* [Required task]:
Reproduce all lines of the listing below in which the word "this" occurs.

Extracts from a graphics dataset
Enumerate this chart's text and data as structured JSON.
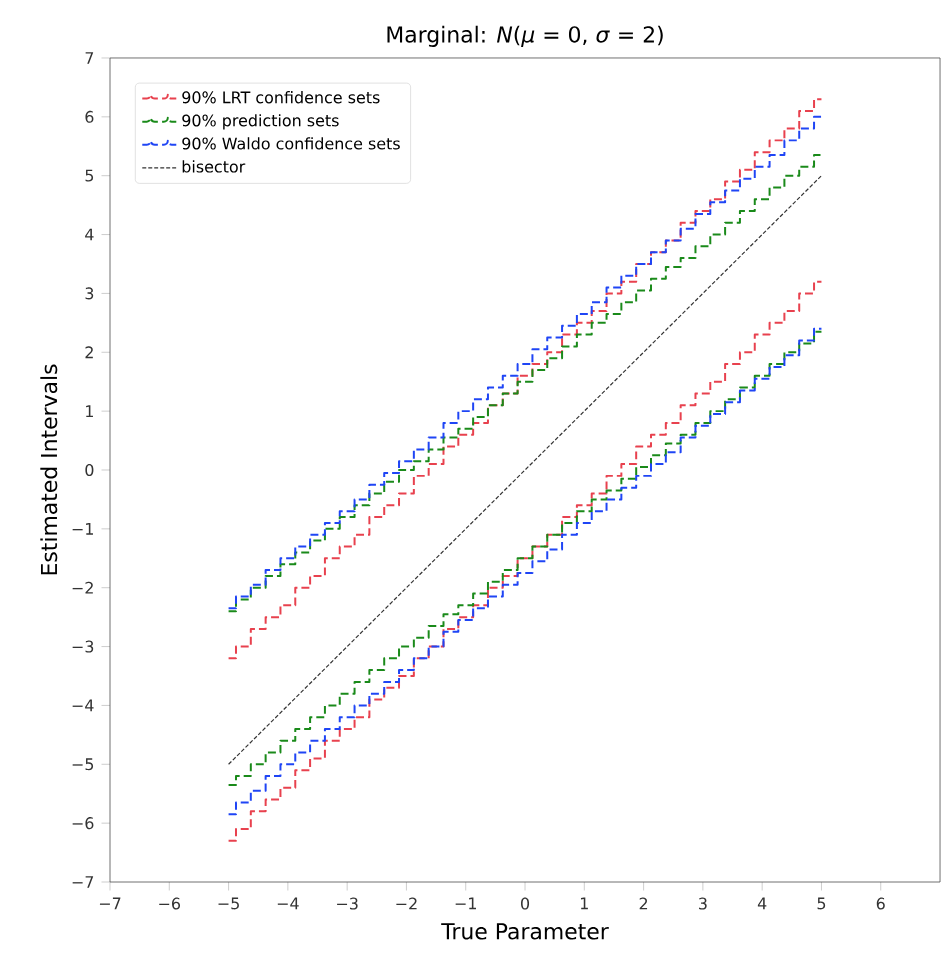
{
  "chart_data": {
    "type": "step",
    "title": "Marginal: *N*(*μ* = 0, *σ* = 2)",
    "xlabel": "True Parameter",
    "ylabel": "Estimated Intervals",
    "x": [
      -5,
      -4.75,
      -4.5,
      -4.25,
      -4,
      -3.75,
      -3.5,
      -3.25,
      -3,
      -2.75,
      -2.5,
      -2.25,
      -2,
      -1.75,
      -1.5,
      -1.25,
      -1,
      -0.75,
      -0.5,
      -0.25,
      0,
      0.25,
      0.5,
      0.75,
      1,
      1.25,
      1.5,
      1.75,
      2,
      2.25,
      2.5,
      2.75,
      3,
      3.25,
      3.5,
      3.75,
      4,
      4.25,
      4.5,
      4.75,
      5
    ],
    "series": [
      {
        "name": "90% LRT confidence sets",
        "color": "#e8414e",
        "values": [
          -3.2,
          -3.0,
          -2.7,
          -2.5,
          -2.3,
          -2.0,
          -1.8,
          -1.5,
          -1.3,
          -1.1,
          -0.8,
          -0.6,
          -0.4,
          -0.1,
          0.1,
          0.4,
          0.6,
          0.8,
          1.1,
          1.3,
          1.6,
          1.8,
          2.0,
          2.3,
          2.5,
          2.7,
          3.0,
          3.2,
          3.5,
          3.7,
          3.9,
          4.2,
          4.4,
          4.6,
          4.9,
          5.1,
          5.4,
          5.6,
          5.8,
          6.1,
          6.3
        ]
      },
      {
        "name": "90% prediction sets",
        "color": "#1a8a1a",
        "values": [
          -2.4,
          -2.2,
          -2.0,
          -1.8,
          -1.6,
          -1.4,
          -1.2,
          -1.0,
          -0.8,
          -0.6,
          -0.4,
          -0.2,
          0.0,
          0.15,
          0.35,
          0.55,
          0.7,
          0.9,
          1.1,
          1.3,
          1.5,
          1.7,
          1.9,
          2.1,
          2.3,
          2.5,
          2.65,
          2.85,
          3.05,
          3.25,
          3.45,
          3.6,
          3.8,
          4.0,
          4.2,
          4.4,
          4.6,
          4.8,
          5.0,
          5.15,
          5.35
        ]
      },
      {
        "name": "90% Waldo confidence sets",
        "color": "#1f45f5",
        "values": [
          -2.35,
          -2.15,
          -1.95,
          -1.7,
          -1.5,
          -1.3,
          -1.1,
          -0.9,
          -0.7,
          -0.5,
          -0.25,
          -0.05,
          0.15,
          0.35,
          0.55,
          0.8,
          1.0,
          1.2,
          1.4,
          1.6,
          1.8,
          2.05,
          2.25,
          2.45,
          2.65,
          2.85,
          3.1,
          3.3,
          3.5,
          3.7,
          3.9,
          4.1,
          4.35,
          4.55,
          4.75,
          4.95,
          5.15,
          5.35,
          5.6,
          5.8,
          6.0
        ]
      },
      {
        "name": "bisector",
        "type": "line",
        "color": "#333333",
        "x": [
          -5,
          5
        ],
        "values": [
          -5,
          5
        ]
      },
      {
        "color": "#e8414e",
        "values": [
          -6.3,
          -6.1,
          -5.8,
          -5.6,
          -5.4,
          -5.1,
          -4.9,
          -4.6,
          -4.4,
          -4.2,
          -3.9,
          -3.7,
          -3.5,
          -3.2,
          -3.0,
          -2.7,
          -2.5,
          -2.3,
          -2.0,
          -1.8,
          -1.5,
          -1.3,
          -1.1,
          -0.8,
          -0.6,
          -0.4,
          -0.1,
          0.1,
          0.4,
          0.6,
          0.8,
          1.1,
          1.3,
          1.5,
          1.8,
          2.0,
          2.3,
          2.5,
          2.7,
          3.0,
          3.2
        ]
      },
      {
        "color": "#1a8a1a",
        "values": [
          -5.35,
          -5.2,
          -5.0,
          -4.8,
          -4.6,
          -4.4,
          -4.2,
          -4.0,
          -3.8,
          -3.6,
          -3.4,
          -3.2,
          -3.0,
          -2.85,
          -2.65,
          -2.45,
          -2.3,
          -2.1,
          -1.9,
          -1.7,
          -1.5,
          -1.3,
          -1.1,
          -0.9,
          -0.7,
          -0.5,
          -0.35,
          -0.15,
          0.05,
          0.25,
          0.45,
          0.6,
          0.8,
          1.0,
          1.2,
          1.4,
          1.6,
          1.8,
          2.0,
          2.15,
          2.35
        ]
      },
      {
        "color": "#1f45f5",
        "values": [
          -5.85,
          -5.65,
          -5.45,
          -5.2,
          -5.0,
          -4.8,
          -4.6,
          -4.4,
          -4.2,
          -4.0,
          -3.8,
          -3.6,
          -3.4,
          -3.2,
          -3.0,
          -2.75,
          -2.55,
          -2.35,
          -2.15,
          -1.95,
          -1.75,
          -1.55,
          -1.35,
          -1.1,
          -0.9,
          -0.7,
          -0.5,
          -0.3,
          -0.1,
          0.1,
          0.3,
          0.55,
          0.75,
          0.95,
          1.15,
          1.35,
          1.55,
          1.75,
          1.95,
          2.2,
          2.4
        ]
      }
    ],
    "xlim": [
      -7,
      7
    ],
    "xticks": [
      {
        "value": -7,
        "label": "−7"
      },
      {
        "value": -6,
        "label": "−6"
      },
      {
        "value": -5,
        "label": "−5"
      },
      {
        "value": -4,
        "label": "−4"
      },
      {
        "value": -3,
        "label": "−3"
      },
      {
        "value": -2,
        "label": "−2"
      },
      {
        "value": -1,
        "label": "−1"
      },
      0,
      1,
      2,
      3,
      4,
      5,
      6
    ],
    "ylim": [
      -7,
      7
    ],
    "yticks": [
      {
        "value": -7,
        "label": "−7"
      },
      {
        "value": -6,
        "label": "−6"
      },
      {
        "value": -5,
        "label": "−5"
      },
      {
        "value": -4,
        "label": "−4"
      },
      {
        "value": -3,
        "label": "−3"
      },
      {
        "value": -2,
        "label": "−2"
      },
      {
        "value": -1,
        "label": "−1"
      },
      0,
      1,
      2,
      3,
      4,
      5,
      6,
      7
    ],
    "legend": "top left",
    "grid": false,
    "line_style": "dashed",
    "marker": "none"
  }
}
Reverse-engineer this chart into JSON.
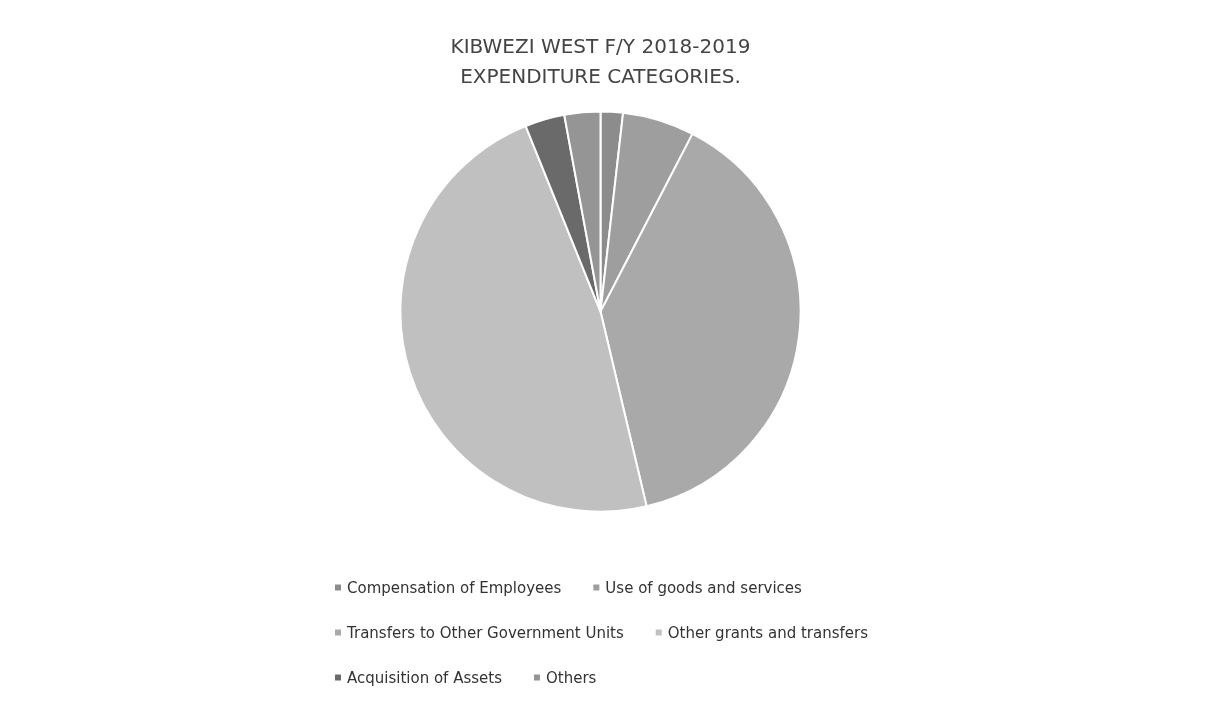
{
  "chart_data": {
    "type": "pie",
    "title": "KIBWEZI WEST F/Y 2018-2019\nEXPENDITURE CATEGORIES.",
    "categories": [
      "Compensation of Employees",
      "Use of goods and services",
      "Transfers to Other Government Units",
      "Other grants and transfers",
      "Acquisition of Assets",
      "Others"
    ],
    "values": [
      1.8,
      5.8,
      38.7,
      47.6,
      3.2,
      2.9
    ],
    "colors": [
      "#8c8c8c",
      "#9e9e9e",
      "#a9a9a9",
      "#c0c0c0",
      "#6a6a6a",
      "#959595"
    ],
    "legend": "bottom"
  }
}
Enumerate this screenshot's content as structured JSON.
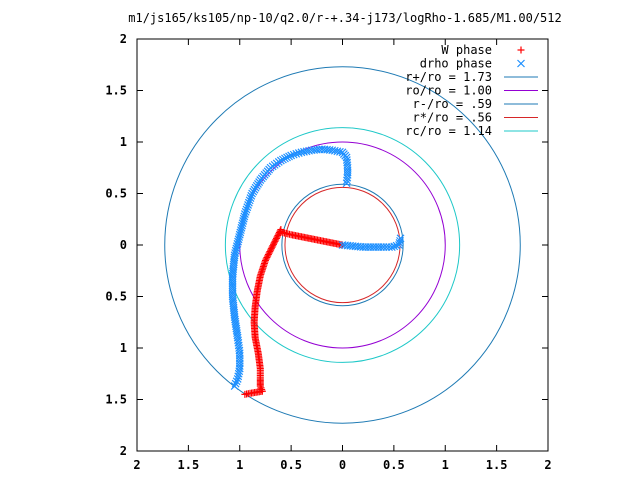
{
  "chart_data": {
    "type": "scatter",
    "title": "m1/js165/ks105/np-10/q2.0/r-+.34-j173/logRho-1.685/M1.00/512",
    "xlabel": "",
    "ylabel": "",
    "xlim": [
      2,
      -2
    ],
    "ylim": [
      -2,
      2
    ],
    "x_ticks": [
      2,
      1.5,
      1,
      0.5,
      0,
      0.5,
      1,
      1.5,
      2
    ],
    "x_tick_labels": [
      "2",
      "1.5",
      "1",
      "0.5",
      "0",
      "0.5",
      "1",
      "1.5",
      "2"
    ],
    "y_ticks": [
      2,
      1.5,
      1,
      0.5,
      0,
      -0.5,
      -1,
      -1.5,
      -2
    ],
    "y_tick_labels": [
      "2",
      "1.5",
      "1",
      "0.5",
      "0",
      "0.5",
      "1",
      "1.5",
      "2"
    ],
    "grid": false,
    "legend_position": "top-right",
    "series": [
      {
        "name": "W phase",
        "marker": "+",
        "color": "#ff0000",
        "points": [
          [
            0,
            0
          ],
          [
            0.1,
            0.02
          ],
          [
            0.2,
            0.04
          ],
          [
            0.3,
            0.06
          ],
          [
            0.4,
            0.08
          ],
          [
            0.5,
            0.1
          ],
          [
            0.58,
            0.12
          ],
          [
            0.58,
            0.12
          ],
          [
            0.6,
            0.13
          ],
          [
            0.6,
            0.15
          ],
          [
            0.65,
            0.05
          ],
          [
            0.7,
            -0.05
          ],
          [
            0.75,
            -0.15
          ],
          [
            0.8,
            -0.3
          ],
          [
            0.83,
            -0.45
          ],
          [
            0.85,
            -0.6
          ],
          [
            0.86,
            -0.75
          ],
          [
            0.85,
            -0.9
          ],
          [
            0.82,
            -1.05
          ],
          [
            0.8,
            -1.2
          ],
          [
            0.8,
            -1.3
          ],
          [
            0.8,
            -1.37
          ],
          [
            0.78,
            -1.42
          ],
          [
            0.9,
            -1.44
          ],
          [
            0.95,
            -1.45
          ]
        ]
      },
      {
        "name": "drho phase",
        "marker": "x",
        "color": "#1e90ff",
        "points": [
          [
            0,
            0
          ],
          [
            -0.1,
            -0.01
          ],
          [
            -0.2,
            -0.02
          ],
          [
            -0.3,
            -0.02
          ],
          [
            -0.4,
            -0.02
          ],
          [
            -0.48,
            -0.02
          ],
          [
            -0.55,
            0.0
          ],
          [
            -0.56,
            0.04
          ],
          [
            -0.57,
            0.09
          ],
          [
            -0.04,
            0.6
          ],
          [
            -0.05,
            0.68
          ],
          [
            -0.05,
            0.75
          ],
          [
            -0.04,
            0.85
          ],
          [
            0.0,
            0.9
          ],
          [
            0.1,
            0.92
          ],
          [
            0.2,
            0.93
          ],
          [
            0.3,
            0.92
          ],
          [
            0.4,
            0.9
          ],
          [
            0.5,
            0.87
          ],
          [
            0.6,
            0.82
          ],
          [
            0.7,
            0.75
          ],
          [
            0.8,
            0.63
          ],
          [
            0.88,
            0.5
          ],
          [
            0.95,
            0.3
          ],
          [
            1.0,
            0.1
          ],
          [
            1.05,
            -0.1
          ],
          [
            1.07,
            -0.3
          ],
          [
            1.07,
            -0.5
          ],
          [
            1.05,
            -0.7
          ],
          [
            1.02,
            -0.9
          ],
          [
            1.0,
            -1.05
          ],
          [
            1.0,
            -1.2
          ],
          [
            1.02,
            -1.3
          ],
          [
            1.05,
            -1.37
          ]
        ]
      }
    ],
    "circles": [
      {
        "name": "r+/ro = 1.73",
        "radius": 1.73,
        "color": "#1e7ab4"
      },
      {
        "name": "ro/ro = 1.00",
        "radius": 1.0,
        "color": "#9400d3"
      },
      {
        "name": "r-/ro = .59",
        "radius": 0.59,
        "color": "#1e7ab4"
      },
      {
        "name": "r*/ro = .56",
        "radius": 0.56,
        "color": "#d62728"
      },
      {
        "name": "rc/ro = 1.14",
        "radius": 1.14,
        "color": "#1ec8c8"
      }
    ],
    "legend": [
      {
        "label": "W phase",
        "kind": "marker",
        "marker": "+",
        "color": "#ff0000"
      },
      {
        "label": "drho phase",
        "kind": "marker",
        "marker": "x",
        "color": "#1e90ff"
      },
      {
        "label": "r+/ro = 1.73",
        "kind": "line",
        "color": "#1e7ab4"
      },
      {
        "label": "ro/ro = 1.00",
        "kind": "line",
        "color": "#9400d3"
      },
      {
        "label": "r-/ro = .59",
        "kind": "line",
        "color": "#1e7ab4"
      },
      {
        "label": "r*/ro = .56",
        "kind": "line",
        "color": "#d62728"
      },
      {
        "label": "rc/ro = 1.14",
        "kind": "line",
        "color": "#1ec8c8"
      }
    ]
  }
}
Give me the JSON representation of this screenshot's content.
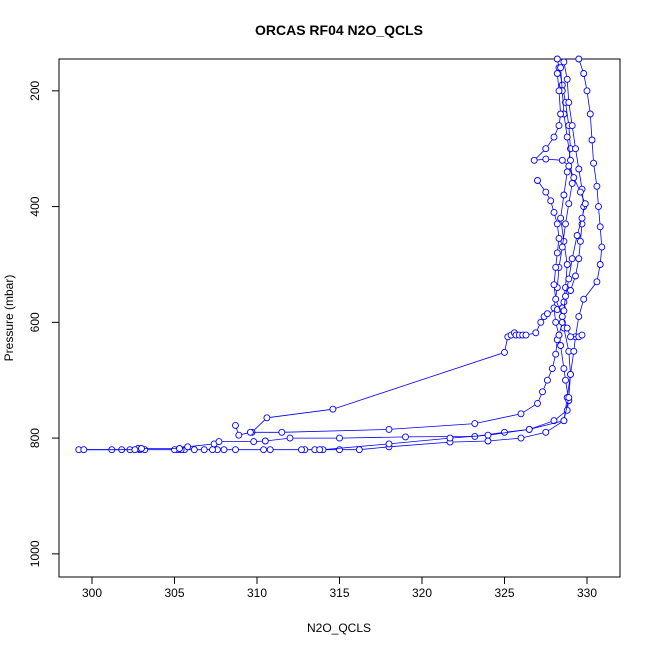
{
  "chart_data": {
    "type": "scatter",
    "title": "ORCAS RF04 N2O_QCLS",
    "xlabel": "N2O_QCLS",
    "ylabel": "Pressure (mbar)",
    "xlim": [
      298,
      332
    ],
    "ylim": [
      1040,
      145
    ],
    "y_reversed": true,
    "x_ticks": [
      300,
      305,
      310,
      315,
      320,
      325,
      330
    ],
    "y_ticks": [
      200,
      400,
      600,
      800,
      1000
    ],
    "line_color": "#0000ff",
    "marker": "open-circle",
    "series": [
      {
        "values": [
          [
            328.2,
            145
          ],
          [
            328.3,
            160
          ],
          [
            328.5,
            190
          ],
          [
            328.7,
            220
          ],
          [
            328.9,
            260
          ],
          [
            329.0,
            300
          ],
          [
            328.8,
            340
          ],
          [
            328.6,
            380
          ],
          [
            328.4,
            420
          ],
          [
            328.6,
            460
          ],
          [
            328.8,
            500
          ],
          [
            328.7,
            540
          ],
          [
            328.5,
            575
          ],
          [
            328.6,
            610
          ],
          [
            328.9,
            650
          ],
          [
            329.0,
            690
          ],
          [
            328.8,
            730
          ],
          [
            328.6,
            770
          ],
          [
            327.5,
            790
          ],
          [
            326.0,
            800
          ],
          [
            324.0,
            805
          ],
          [
            321.7,
            807
          ],
          [
            318.0,
            815
          ],
          [
            316.2,
            820
          ],
          [
            315.0,
            820
          ],
          [
            313.5,
            820
          ],
          [
            312.9,
            820
          ],
          [
            312.7,
            820
          ],
          [
            310.8,
            820
          ],
          [
            310.4,
            820
          ],
          [
            308.7,
            820
          ],
          [
            308.0,
            820
          ],
          [
            307.6,
            820
          ],
          [
            307.3,
            820
          ],
          [
            306.8,
            820
          ],
          [
            306.2,
            820
          ],
          [
            305.6,
            820
          ],
          [
            305.4,
            820
          ],
          [
            305.2,
            820
          ],
          [
            305.0,
            820
          ],
          [
            303.2,
            820
          ],
          [
            302.9,
            820
          ],
          [
            302.8,
            818
          ],
          [
            302.3,
            820
          ],
          [
            301.8,
            820
          ],
          [
            301.2,
            820
          ],
          [
            299.2,
            820
          ]
        ]
      },
      {
        "values": [
          [
            299.5,
            820
          ],
          [
            302.6,
            820
          ],
          [
            303.0,
            818
          ],
          [
            305.3,
            818
          ],
          [
            305.8,
            815
          ],
          [
            307.4,
            810
          ],
          [
            307.7,
            806
          ],
          [
            309.8,
            806
          ],
          [
            310.5,
            805
          ],
          [
            312.0,
            800
          ],
          [
            315.0,
            800
          ],
          [
            319.0,
            798
          ],
          [
            323.2,
            797
          ],
          [
            325.0,
            790
          ],
          [
            326.5,
            785
          ],
          [
            328.0,
            770
          ],
          [
            328.8,
            752
          ],
          [
            328.9,
            735
          ],
          [
            328.7,
            700
          ],
          [
            328.6,
            680
          ],
          [
            328.4,
            640
          ],
          [
            328.3,
            622
          ],
          [
            328.1,
            600
          ],
          [
            328.0,
            575
          ],
          [
            328.2,
            540
          ],
          [
            328.3,
            505
          ],
          [
            328.5,
            470
          ],
          [
            328.7,
            430
          ],
          [
            328.9,
            395
          ],
          [
            329.1,
            360
          ],
          [
            329.0,
            320
          ],
          [
            328.8,
            280
          ],
          [
            328.6,
            240
          ],
          [
            328.5,
            200
          ],
          [
            328.4,
            160
          ]
        ]
      },
      {
        "values": [
          [
            329.5,
            145
          ],
          [
            329.8,
            170
          ],
          [
            330.0,
            200
          ],
          [
            330.2,
            240
          ],
          [
            330.3,
            285
          ],
          [
            330.4,
            325
          ],
          [
            330.6,
            365
          ],
          [
            330.7,
            400
          ],
          [
            330.8,
            435
          ],
          [
            330.9,
            470
          ],
          [
            330.8,
            500
          ],
          [
            330.6,
            530
          ],
          [
            329.8,
            560
          ],
          [
            329.5,
            590
          ],
          [
            329.3,
            625
          ],
          [
            329.2,
            650
          ],
          [
            329.0,
            690
          ],
          [
            328.9,
            730
          ],
          [
            328.6,
            770
          ],
          [
            326.5,
            785
          ],
          [
            324.0,
            795
          ],
          [
            321.7,
            800
          ],
          [
            318.0,
            810
          ],
          [
            314.0,
            820
          ],
          [
            313.8,
            820
          ]
        ]
      },
      {
        "values": [
          [
            309.7,
            790
          ],
          [
            310.6,
            765
          ],
          [
            314.6,
            750
          ],
          [
            325.0,
            652
          ],
          [
            325.2,
            625
          ],
          [
            325.4,
            622
          ],
          [
            325.6,
            618
          ],
          [
            325.7,
            622
          ],
          [
            325.9,
            622
          ],
          [
            326.1,
            622
          ],
          [
            326.3,
            622
          ],
          [
            326.9,
            618
          ],
          [
            327.2,
            600
          ],
          [
            327.4,
            590
          ],
          [
            327.6,
            585
          ],
          [
            328.2,
            578
          ],
          [
            328.6,
            565
          ],
          [
            329.0,
            545
          ],
          [
            329.3,
            520
          ],
          [
            329.5,
            490
          ],
          [
            329.6,
            460
          ],
          [
            329.7,
            430
          ],
          [
            329.8,
            400
          ],
          [
            329.7,
            370
          ],
          [
            329.5,
            335
          ],
          [
            329.3,
            300
          ],
          [
            329.1,
            260
          ],
          [
            328.9,
            220
          ],
          [
            328.8,
            180
          ],
          [
            328.6,
            150
          ]
        ]
      },
      {
        "values": [
          [
            308.7,
            778
          ],
          [
            308.9,
            795
          ],
          [
            309.6,
            790
          ],
          [
            311.5,
            790
          ],
          [
            318.0,
            785
          ],
          [
            323.2,
            775
          ],
          [
            326.0,
            758
          ],
          [
            327.0,
            740
          ],
          [
            327.3,
            720
          ],
          [
            327.6,
            700
          ],
          [
            327.9,
            680
          ],
          [
            328.1,
            655
          ],
          [
            328.2,
            630
          ],
          [
            328.3,
            622
          ],
          [
            328.5,
            600
          ],
          [
            328.6,
            580
          ],
          [
            328.7,
            555
          ],
          [
            328.9,
            525
          ],
          [
            329.1,
            490
          ],
          [
            329.4,
            450
          ],
          [
            329.7,
            420
          ],
          [
            329.9,
            395
          ],
          [
            329.6,
            375
          ],
          [
            329.2,
            350
          ],
          [
            328.9,
            330
          ],
          [
            328.5,
            320
          ],
          [
            327.5,
            318
          ],
          [
            326.8,
            320
          ],
          [
            327.5,
            300
          ],
          [
            328.0,
            280
          ],
          [
            328.3,
            260
          ],
          [
            328.4,
            240
          ],
          [
            328.3,
            200
          ],
          [
            328.2,
            170
          ]
        ]
      },
      {
        "values": [
          [
            327.0,
            355
          ],
          [
            327.5,
            375
          ],
          [
            327.8,
            390
          ],
          [
            328.0,
            410
          ],
          [
            328.2,
            430
          ],
          [
            328.3,
            455
          ],
          [
            328.2,
            480
          ],
          [
            328.1,
            505
          ],
          [
            328.0,
            535
          ],
          [
            328.1,
            560
          ],
          [
            328.5,
            590
          ],
          [
            328.8,
            610
          ],
          [
            329.0,
            625
          ],
          [
            329.5,
            625
          ],
          [
            329.7,
            622
          ]
        ]
      }
    ]
  }
}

* [Answer]:
Enumerate this chart's text and data as structured JSON.
Reverse-engineer this chart into JSON.
Enumerate this screenshot's content as structured JSON.
Give me the JSON representation of this screenshot's content.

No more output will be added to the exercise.